What you will do
Can you print every record below exactly as written?

Figure content listings
· · · ·

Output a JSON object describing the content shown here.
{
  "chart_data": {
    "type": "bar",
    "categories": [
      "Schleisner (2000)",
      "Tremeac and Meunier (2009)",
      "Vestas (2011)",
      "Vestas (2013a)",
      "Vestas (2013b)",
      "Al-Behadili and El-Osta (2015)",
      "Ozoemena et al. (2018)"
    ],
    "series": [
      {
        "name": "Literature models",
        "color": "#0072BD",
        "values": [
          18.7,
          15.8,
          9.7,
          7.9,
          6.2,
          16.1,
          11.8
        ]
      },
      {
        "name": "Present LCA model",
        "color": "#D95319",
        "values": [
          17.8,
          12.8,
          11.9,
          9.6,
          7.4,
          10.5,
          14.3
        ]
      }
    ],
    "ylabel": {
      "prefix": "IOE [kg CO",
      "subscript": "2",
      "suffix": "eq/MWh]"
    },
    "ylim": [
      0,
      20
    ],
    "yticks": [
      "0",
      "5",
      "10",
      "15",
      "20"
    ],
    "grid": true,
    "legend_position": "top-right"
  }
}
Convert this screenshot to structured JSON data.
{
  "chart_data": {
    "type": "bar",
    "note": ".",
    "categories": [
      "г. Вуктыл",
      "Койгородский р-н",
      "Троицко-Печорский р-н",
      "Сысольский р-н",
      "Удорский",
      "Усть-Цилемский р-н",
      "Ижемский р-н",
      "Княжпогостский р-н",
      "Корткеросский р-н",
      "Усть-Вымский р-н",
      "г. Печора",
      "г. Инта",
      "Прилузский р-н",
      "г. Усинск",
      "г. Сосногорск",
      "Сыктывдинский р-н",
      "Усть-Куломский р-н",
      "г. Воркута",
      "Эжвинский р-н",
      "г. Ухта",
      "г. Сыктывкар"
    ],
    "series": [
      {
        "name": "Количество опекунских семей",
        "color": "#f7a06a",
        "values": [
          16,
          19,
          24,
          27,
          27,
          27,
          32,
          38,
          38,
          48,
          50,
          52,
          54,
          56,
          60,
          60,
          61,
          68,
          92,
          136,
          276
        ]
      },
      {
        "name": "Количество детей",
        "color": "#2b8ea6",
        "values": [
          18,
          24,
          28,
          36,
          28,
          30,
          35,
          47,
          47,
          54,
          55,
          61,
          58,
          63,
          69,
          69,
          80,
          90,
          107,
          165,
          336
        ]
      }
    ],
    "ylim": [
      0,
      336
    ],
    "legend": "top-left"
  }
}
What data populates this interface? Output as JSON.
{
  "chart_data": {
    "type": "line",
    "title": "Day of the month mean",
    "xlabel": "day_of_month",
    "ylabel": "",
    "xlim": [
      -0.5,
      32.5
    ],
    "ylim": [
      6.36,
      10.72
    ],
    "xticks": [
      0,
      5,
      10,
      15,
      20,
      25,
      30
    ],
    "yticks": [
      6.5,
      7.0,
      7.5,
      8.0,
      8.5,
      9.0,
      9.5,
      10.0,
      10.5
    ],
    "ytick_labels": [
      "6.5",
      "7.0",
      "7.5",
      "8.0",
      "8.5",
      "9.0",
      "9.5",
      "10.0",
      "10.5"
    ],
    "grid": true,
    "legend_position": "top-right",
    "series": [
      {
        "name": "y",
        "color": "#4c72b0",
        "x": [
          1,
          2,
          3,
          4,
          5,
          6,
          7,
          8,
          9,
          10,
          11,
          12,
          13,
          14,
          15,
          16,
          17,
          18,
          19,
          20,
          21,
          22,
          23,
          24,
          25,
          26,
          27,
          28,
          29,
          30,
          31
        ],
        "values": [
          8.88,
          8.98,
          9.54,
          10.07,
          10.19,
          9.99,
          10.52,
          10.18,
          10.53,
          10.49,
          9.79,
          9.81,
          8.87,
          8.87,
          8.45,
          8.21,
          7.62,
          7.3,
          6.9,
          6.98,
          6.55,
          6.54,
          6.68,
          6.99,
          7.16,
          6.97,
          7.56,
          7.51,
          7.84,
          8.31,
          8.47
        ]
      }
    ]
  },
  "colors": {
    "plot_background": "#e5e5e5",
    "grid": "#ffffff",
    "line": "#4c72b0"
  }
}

· · · ·

Reply
Output a JSON object describing the content shown here.
{
  "chart_data": {
    "type": "bar",
    "categories": [
      "Schleisner (2000)",
      "Tremeac and Meunier (2009)",
      "Vestas (2011)",
      "Vestas (2013a)",
      "Vestas (2013b)",
      "Al-Behadili and El-Osta (2015)",
      "Ozoemena et al. (2018)"
    ],
    "series": [
      {
        "name": "Literature models",
        "color": "#0072BD",
        "values": [
          18.7,
          15.8,
          9.7,
          7.9,
          6.2,
          16.1,
          11.8
        ]
      },
      {
        "name": "Present LCA model",
        "color": "#D95319",
        "values": [
          17.8,
          12.8,
          11.9,
          9.6,
          7.4,
          10.5,
          14.3
        ]
      }
    ],
    "ylabel": {
      "prefix": "IOE [kg CO",
      "subscript": "2",
      "suffix": "eq/MWh]"
    },
    "ylim": [
      0,
      20
    ],
    "yticks": [
      "0",
      "5",
      "10",
      "15",
      "20"
    ],
    "grid": true,
    "legend_position": "top-right"
  }
}
Convert this screenshot to structured JSON data.
{
  "chart_data": {
    "type": "bar",
    "note": ".",
    "categories": [
      "г. Вуктыл",
      "Койгородский р-н",
      "Троицко-Печорский р-н",
      "Сысольский р-н",
      "Удорский",
      "Усть-Цилемский р-н",
      "Ижемский р-н",
      "Княжпогостский р-н",
      "Корткеросский р-н",
      "Усть-Вымский р-н",
      "г. Печора",
      "г. Инта",
      "Прилузский р-н",
      "г. Усинск",
      "г. Сосногорск",
      "Сыктывдинский р-н",
      "Усть-Куломский р-н",
      "г. Воркута",
      "Эжвинский р-н",
      "г. Ухта",
      "г. Сыктывкар"
    ],
    "series": [
      {
        "name": "Количество опекунских семей",
        "color": "#f7a06a",
        "values": [
          16,
          19,
          24,
          27,
          27,
          27,
          32,
          38,
          38,
          48,
          50,
          52,
          54,
          56,
          60,
          60,
          61,
          68,
          92,
          136,
          276
        ]
      },
      {
        "name": "Количество детей",
        "color": "#2b8ea6",
        "values": [
          18,
          24,
          28,
          36,
          28,
          30,
          35,
          47,
          47,
          54,
          55,
          61,
          58,
          63,
          69,
          69,
          80,
          90,
          107,
          165,
          336
        ]
      }
    ],
    "ylim": [
      0,
      336
    ],
    "legend": "top-left"
  }
}
What data populates this interface? Output as JSON.
{
  "chart_data": {
    "type": "line",
    "title": "Day of the month mean",
    "xlabel": "day_of_month",
    "ylabel": "",
    "xlim": [
      -0.5,
      32.5
    ],
    "ylim": [
      6.36,
      10.72
    ],
    "xticks": [
      0,
      5,
      10,
      15,
      20,
      25,
      30
    ],
    "yticks": [
      6.5,
      7.0,
      7.5,
      8.0,
      8.5,
      9.0,
      9.5,
      10.0,
      10.5
    ],
    "ytick_labels": [
      "6.5",
      "7.0",
      "7.5",
      "8.0",
      "8.5",
      "9.0",
      "9.5",
      "10.0",
      "10.5"
    ],
    "grid": true,
    "legend_position": "top-right",
    "series": [
      {
        "name": "y",
        "color": "#4c72b0",
        "x": [
          1,
          2,
          3,
          4,
          5,
          6,
          7,
          8,
          9,
          10,
          11,
          12,
          13,
          14,
          15,
          16,
          17,
          18,
          19,
          20,
          21,
          22,
          23,
          24,
          25,
          26,
          27,
          28,
          29,
          30,
          31
        ],
        "values": [
          8.88,
          8.98,
          9.54,
          10.07,
          10.19,
          9.99,
          10.52,
          10.18,
          10.53,
          10.49,
          9.79,
          9.81,
          8.87,
          8.87,
          8.45,
          8.21,
          7.62,
          7.3,
          6.9,
          6.98,
          6.55,
          6.54,
          6.68,
          6.99,
          7.16,
          6.97,
          7.56,
          7.51,
          7.84,
          8.31,
          8.47
        ]
      }
    ]
  },
  "colors": {
    "plot_background": "#e5e5e5",
    "grid": "#ffffff",
    "line": "#4c72b0"
  }
}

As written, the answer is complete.